(Extracted records)
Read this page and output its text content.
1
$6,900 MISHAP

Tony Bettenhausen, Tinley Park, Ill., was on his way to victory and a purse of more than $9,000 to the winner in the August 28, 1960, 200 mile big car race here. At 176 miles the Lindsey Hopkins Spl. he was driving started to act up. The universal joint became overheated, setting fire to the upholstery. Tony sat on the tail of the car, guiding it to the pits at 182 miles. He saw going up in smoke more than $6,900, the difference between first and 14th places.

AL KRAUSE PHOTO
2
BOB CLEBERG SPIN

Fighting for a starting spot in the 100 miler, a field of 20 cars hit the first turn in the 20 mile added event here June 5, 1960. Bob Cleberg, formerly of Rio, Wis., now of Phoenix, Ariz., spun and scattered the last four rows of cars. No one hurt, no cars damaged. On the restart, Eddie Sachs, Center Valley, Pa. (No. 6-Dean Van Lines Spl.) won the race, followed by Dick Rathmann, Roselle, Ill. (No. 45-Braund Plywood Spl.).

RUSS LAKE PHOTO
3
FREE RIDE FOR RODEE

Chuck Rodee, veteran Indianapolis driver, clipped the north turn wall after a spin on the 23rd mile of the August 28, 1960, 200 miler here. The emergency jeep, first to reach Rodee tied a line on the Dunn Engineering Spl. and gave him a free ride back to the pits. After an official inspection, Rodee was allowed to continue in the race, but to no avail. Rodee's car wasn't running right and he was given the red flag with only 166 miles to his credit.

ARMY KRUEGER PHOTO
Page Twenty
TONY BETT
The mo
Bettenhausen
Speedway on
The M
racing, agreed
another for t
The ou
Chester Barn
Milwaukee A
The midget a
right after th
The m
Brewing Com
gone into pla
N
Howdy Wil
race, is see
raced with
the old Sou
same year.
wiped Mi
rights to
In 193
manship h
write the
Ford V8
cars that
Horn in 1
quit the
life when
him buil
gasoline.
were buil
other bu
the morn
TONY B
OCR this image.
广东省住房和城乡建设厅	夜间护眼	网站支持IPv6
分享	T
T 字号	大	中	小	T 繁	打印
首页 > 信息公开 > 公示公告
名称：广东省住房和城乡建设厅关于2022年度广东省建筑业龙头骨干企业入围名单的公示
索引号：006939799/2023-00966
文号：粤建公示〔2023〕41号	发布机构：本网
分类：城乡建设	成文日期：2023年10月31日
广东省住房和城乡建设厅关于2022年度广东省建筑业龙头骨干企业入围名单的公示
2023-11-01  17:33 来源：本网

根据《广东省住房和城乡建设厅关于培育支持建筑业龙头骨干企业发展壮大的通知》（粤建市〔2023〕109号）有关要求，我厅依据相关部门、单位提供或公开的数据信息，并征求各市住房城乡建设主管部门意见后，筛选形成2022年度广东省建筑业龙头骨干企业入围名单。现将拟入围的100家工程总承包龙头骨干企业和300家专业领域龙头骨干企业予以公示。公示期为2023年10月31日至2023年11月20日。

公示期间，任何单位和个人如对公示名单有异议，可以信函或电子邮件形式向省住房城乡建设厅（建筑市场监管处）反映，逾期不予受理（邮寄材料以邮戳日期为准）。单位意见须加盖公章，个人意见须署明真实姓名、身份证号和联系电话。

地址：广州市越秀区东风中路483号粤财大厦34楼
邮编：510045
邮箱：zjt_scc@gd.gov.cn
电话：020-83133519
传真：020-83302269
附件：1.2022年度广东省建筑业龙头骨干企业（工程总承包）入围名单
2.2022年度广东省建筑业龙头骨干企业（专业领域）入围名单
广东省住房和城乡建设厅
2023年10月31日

* EXERCISE REQUIREMENTS:
Each line of the material above must be retyped precisely.

* ANSWER TO THIS EXERCISE:
Read this page and output its text content.
1
$6,900 MISHAP

Tony Bettenhausen, Tinley Park, Ill., was on his way to victory and a purse of more than $9,000 to the winner in the August 28, 1960, 200 mile big car race here. At 176 miles the Lindsey Hopkins Spl. he was driving started to act up. The universal joint became overheated, setting fire to the upholstery. Tony sat on the tail of the car, guiding it to the pits at 182 miles. He saw going up in smoke more than $6,900, the difference between first and 14th places.

AL KRAUSE PHOTO
2
BOB CLEBERG SPIN

Fighting for a starting spot in the 100 miler, a field of 20 cars hit the first turn in the 20 mile added event here June 5, 1960. Bob Cleberg, formerly of Rio, Wis., now of Phoenix, Ariz., spun and scattered the last four rows of cars. No one hurt, no cars damaged. On the restart, Eddie Sachs, Center Valley, Pa. (No. 6-Dean Van Lines Spl.) won the race, followed by Dick Rathmann, Roselle, Ill. (No. 45-Braund Plywood Spl.).

RUSS LAKE PHOTO
3
FREE RIDE FOR RODEE

Chuck Rodee, veteran Indianapolis driver, clipped the north turn wall after a spin on the 23rd mile of the August 28, 1960, 200 miler here. The emergency jeep, first to reach Rodee tied a line on the Dunn Engineering Spl. and gave him a free ride back to the pits. After an official inspection, Rodee was allowed to continue in the race, but to no avail. Rodee's car wasn't running right and he was given the red flag with only 166 miles to his credit.

ARMY KRUEGER PHOTO
Page Twenty
TONY BETT
The mo
Bettenhausen
Speedway on
The M
racing, agreed
another for t
The ou
Chester Barn
Milwaukee A
The midget a
right after th
The m
Brewing Com
gone into pla
N
Howdy Wil
race, is see
raced with
the old Sou
same year.
wiped Mi
rights to
In 193
manship h
write the
Ford V8
cars that
Horn in 1
quit the
life when
him buil
gasoline.
were buil
other bu
the morn
TONY B
OCR this image.
广东省住房和城乡建设厅	夜间护眼	网站支持IPv6
分享	T
T 字号	大	中	小	T 繁	打印
首页 > 信息公开 > 公示公告
名称：广东省住房和城乡建设厅关于2022年度广东省建筑业龙头骨干企业入围名单的公示
索引号：006939799/2023-00966
文号：粤建公示〔2023〕41号	发布机构：本网
分类：城乡建设	成文日期：2023年10月31日
广东省住房和城乡建设厅关于2022年度广东省建筑业龙头骨干企业入围名单的公示
2023-11-01  17:33 来源：本网

根据《广东省住房和城乡建设厅关于培育支持建筑业龙头骨干企业发展壮大的通知》（粤建市〔2023〕109号）有关要求，我厅依据相关部门、单位提供或公开的数据信息，并征求各市住房城乡建设主管部门意见后，筛选形成2022年度广东省建筑业龙头骨干企业入围名单。现将拟入围的100家工程总承包龙头骨干企业和300家专业领域龙头骨干企业予以公示。公示期为2023年10月31日至2023年11月20日。

公示期间，任何单位和个人如对公示名单有异议，可以信函或电子邮件形式向省住房城乡建设厅（建筑市场监管处）反映，逾期不予受理（邮寄材料以邮戳日期为准）。单位意见须加盖公章，个人意见须署明真实姓名、身份证号和联系电话。

地址：广州市越秀区东风中路483号粤财大厦34楼
邮编：510045
邮箱：zjt_scc@gd.gov.cn
电话：020-83133519
传真：020-83302269
附件：1.2022年度广东省建筑业龙头骨干企业（工程总承包）入围名单
2.2022年度广东省建筑业龙头骨干企业（专业领域）入围名单
广东省住房和城乡建设厅
2023年10月31日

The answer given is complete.